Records
** Start **

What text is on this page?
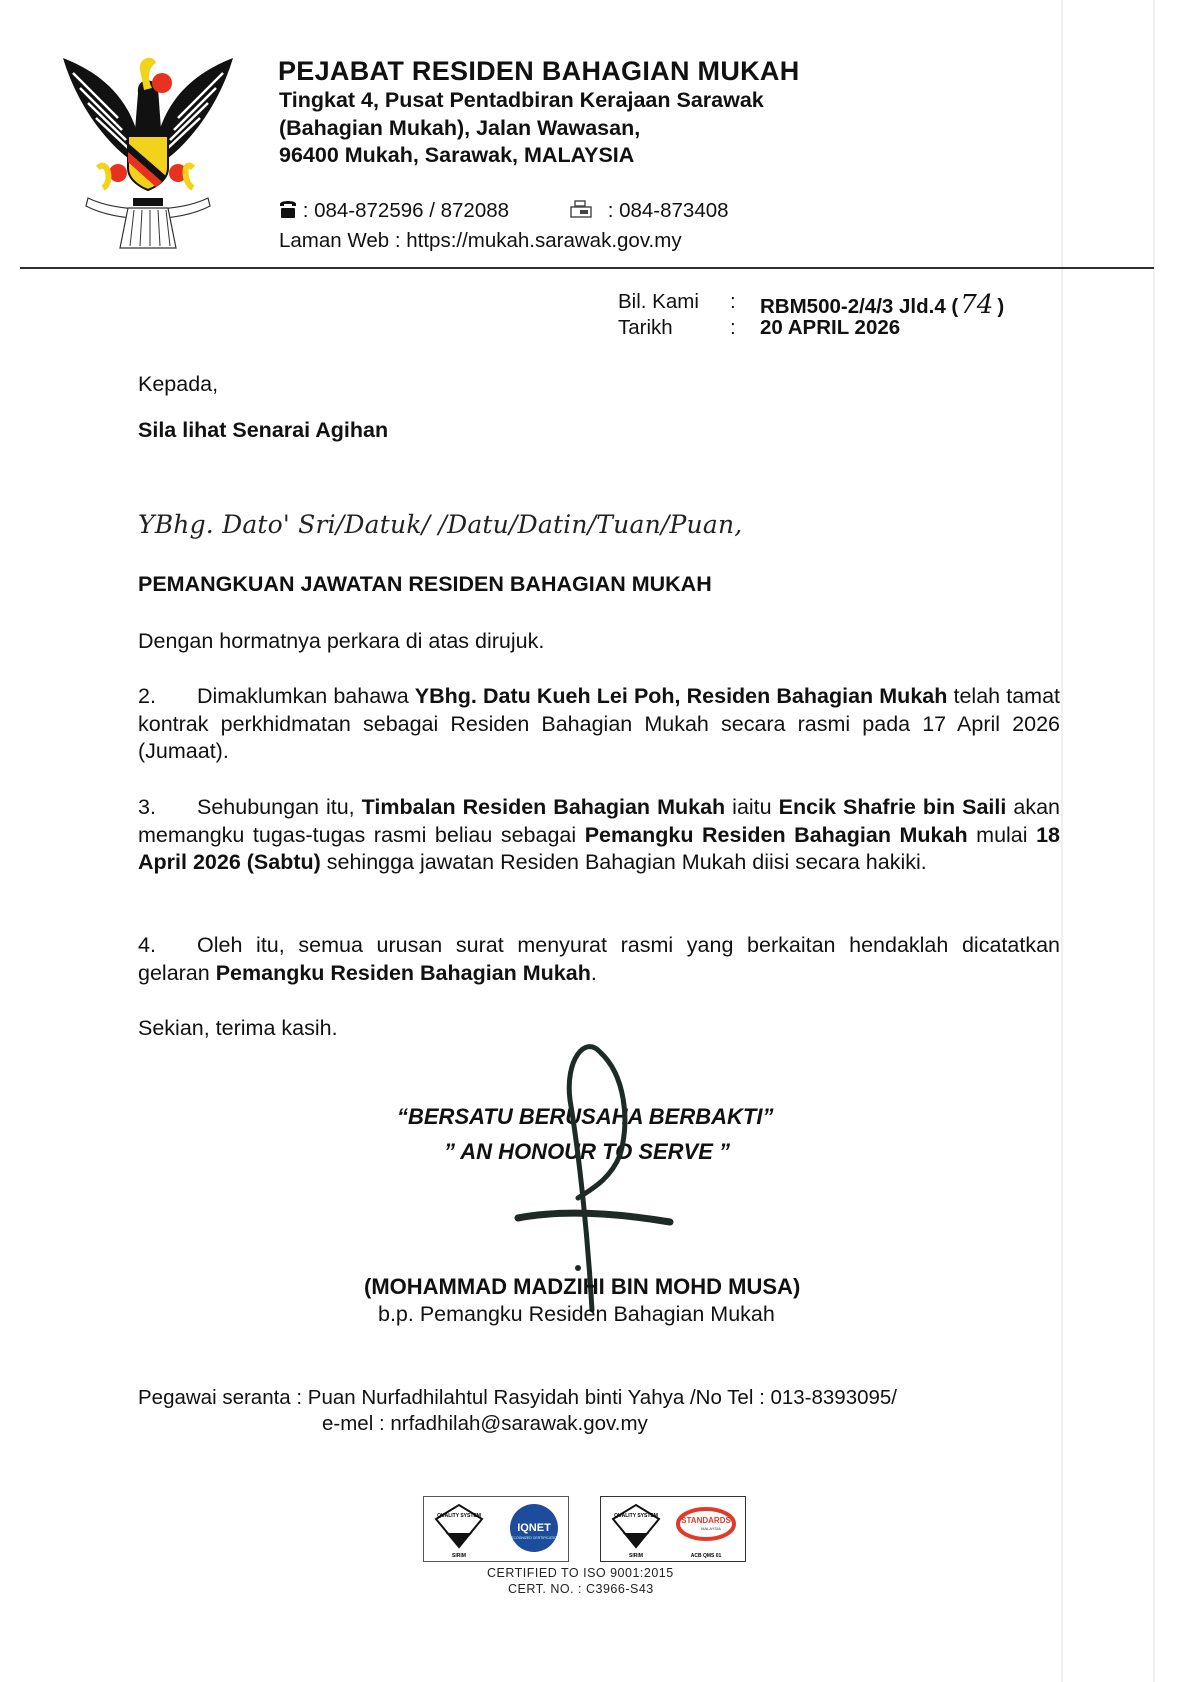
PEJABAT RESIDEN BAHAGIAN MUKAH
Tingkat 4, Pusat Pentadbiran Kerajaan Sarawak
(Bahagian Mukah), Jalan Wawasan,
96400 Mukah, Sarawak, MALAYSIA
: 084-872596 / 872088	: 084-873408
Laman Web : https://mukah.sarawak.gov.my
Bil. Kami : RBM500-2/4/3 Jld.4 (74 )
Tarikh	: 20 APRIL 2026
Kepada,
Sila lihat Senarai Agihan
YBhg. Dato' Sri/Datuk/ /Datu/Datin/Tuan/Puan,
PEMANGKUAN JAWATAN RESIDEN BAHAGIAN MUKAH
Dengan hormatnya perkara di atas dirujuk.
2. Dimaklumkan bahawa YBhg. Datu Kueh Lei Poh, Residen Bahagian Mukah telah tamat kontrak perkhidmatan sebagai Residen Bahagian Mukah secara rasmi pada 17 April 2026 (Jumaat).
3. Sehubungan itu, Timbalan Residen Bahagian Mukah iaitu Encik Shafrie bin Saili akan memangku tugas-tugas rasmi beliau sebagai Pemangku Residen Bahagian Mukah mulai 18 April 2026 (Sabtu) sehingga jawatan Residen Bahagian Mukah diisi secara hakiki.
4. Oleh itu, semua urusan surat menyurat rasmi yang berkaitan hendaklah dicatatkan gelaran Pemangku Residen Bahagian Mukah.
Sekian, terima kasih.
“BERSATU BERUSAHA BERBAKTI”
” AN HONOUR TO SERVE ”
(MOHAMMAD MADZIHI BIN MOHD MUSA)
b.p. Pemangku Residen Bahagian Mukah
Pegawai seranta : Puan Nurfadhilahtul Rasyidah binti Yahya /No Tel : 013-8393095/
e-mel : nrfadhilah@sarawak.gov.my
QUALITY SYSTEM
SIRIM
IQNET
RECOGNIZED CERTIFICATION
QUALITY SYSTEM
SIRIM
STANDARDS
MALAYSIA
ACB QMS 01
CERTIFIED TO ISO 9001:2015
CERT. NO. : C3966-S43
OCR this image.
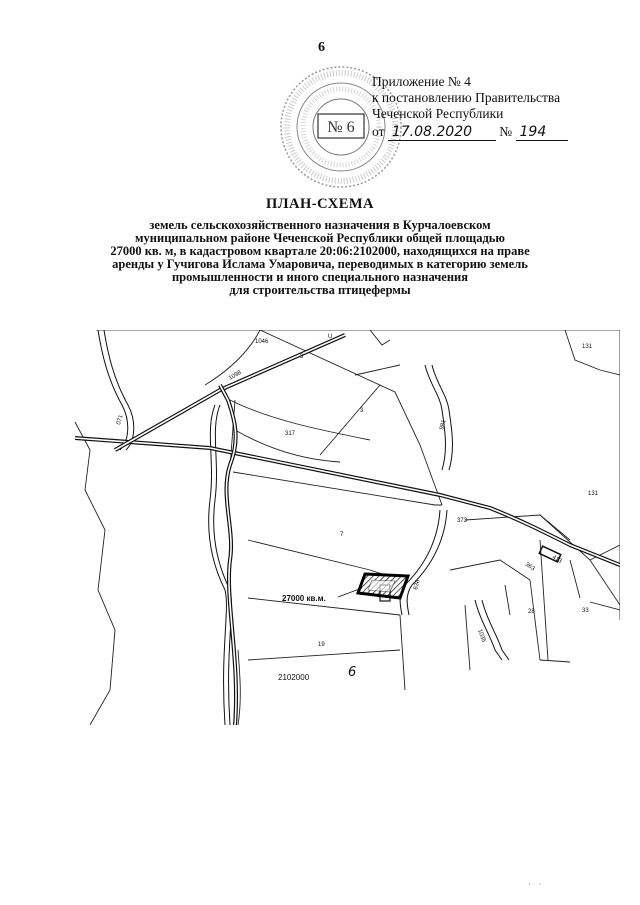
6
№ 6
Приложение № 4
к постановлению Правительства
Чеченской Республики
от 17.08.2020 № 194
ПЛАН-СХЕМА
земель сельскохозяйственного назначения в Курчалоевском
муниципальном районе Чеченской Республики общей площадью
27000 кв. м, в кадастровом квартале 20:06:2102000, находящихся на праве
аренды у Гучигова Ислама Умаровича, переводимых в категорию земель
промышленности и иного специального назначения
для строительства птицефермы
1046
U
3
3
317
131
131
7
373
28
19
33
1098
071	981
638
1035
363
413
27000 кв.м.
2102000	6
· ·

** End **

What you have to do
Omit each picture, then return all of the listing exactly as it stands.

Solution for this exercise
What text is on this page?
PEJABAT RESIDEN BAHAGIAN MUKAH
Tingkat 4, Pusat Pentadbiran Kerajaan Sarawak
(Bahagian Mukah), Jalan Wawasan,
96400 Mukah, Sarawak, MALAYSIA
: 084-872596 / 872088	: 084-873408
Laman Web : https://mukah.sarawak.gov.my
Bil. Kami : RBM500-2/4/3 Jld.4 (74 )
Tarikh	: 20 APRIL 2026
Kepada,
Sila lihat Senarai Agihan
YBhg. Dato' Sri/Datuk/ /Datu/Datin/Tuan/Puan,
PEMANGKUAN JAWATAN RESIDEN BAHAGIAN MUKAH
Dengan hormatnya perkara di atas dirujuk.
2. Dimaklumkan bahawa YBhg. Datu Kueh Lei Poh, Residen Bahagian Mukah telah tamat kontrak perkhidmatan sebagai Residen Bahagian Mukah secara rasmi pada 17 April 2026 (Jumaat).
3. Sehubungan itu, Timbalan Residen Bahagian Mukah iaitu Encik Shafrie bin Saili akan memangku tugas-tugas rasmi beliau sebagai Pemangku Residen Bahagian Mukah mulai 18 April 2026 (Sabtu) sehingga jawatan Residen Bahagian Mukah diisi secara hakiki.
4. Oleh itu, semua urusan surat menyurat rasmi yang berkaitan hendaklah dicatatkan gelaran Pemangku Residen Bahagian Mukah.
Sekian, terima kasih.
“BERSATU BERUSAHA BERBAKTI”
” AN HONOUR TO SERVE ”
(MOHAMMAD MADZIHI BIN MOHD MUSA)
b.p. Pemangku Residen Bahagian Mukah
Pegawai seranta : Puan Nurfadhilahtul Rasyidah binti Yahya /No Tel : 013-8393095/
e-mel : nrfadhilah@sarawak.gov.my
QUALITY SYSTEM
SIRIM
IQNET
RECOGNIZED CERTIFICATION
QUALITY SYSTEM
SIRIM
STANDARDS
MALAYSIA
ACB QMS 01
CERTIFIED TO ISO 9001:2015
CERT. NO. : C3966-S43
OCR this image.
6
№ 6
Приложение № 4
к постановлению Правительства
Чеченской Республики
от 17.08.2020 № 194
ПЛАН-СХЕМА
земель сельскохозяйственного назначения в Курчалоевском
муниципальном районе Чеченской Республики общей площадью
27000 кв. м, в кадастровом квартале 20:06:2102000, находящихся на праве
аренды у Гучигова Ислама Умаровича, переводимых в категорию земель
промышленности и иного специального назначения
для строительства птицефермы
1046
U
3
3
317
131
131
7
373
28
19
33
1098
071	981
638
1035
363
413
27000 кв.м.
2102000	6
· ·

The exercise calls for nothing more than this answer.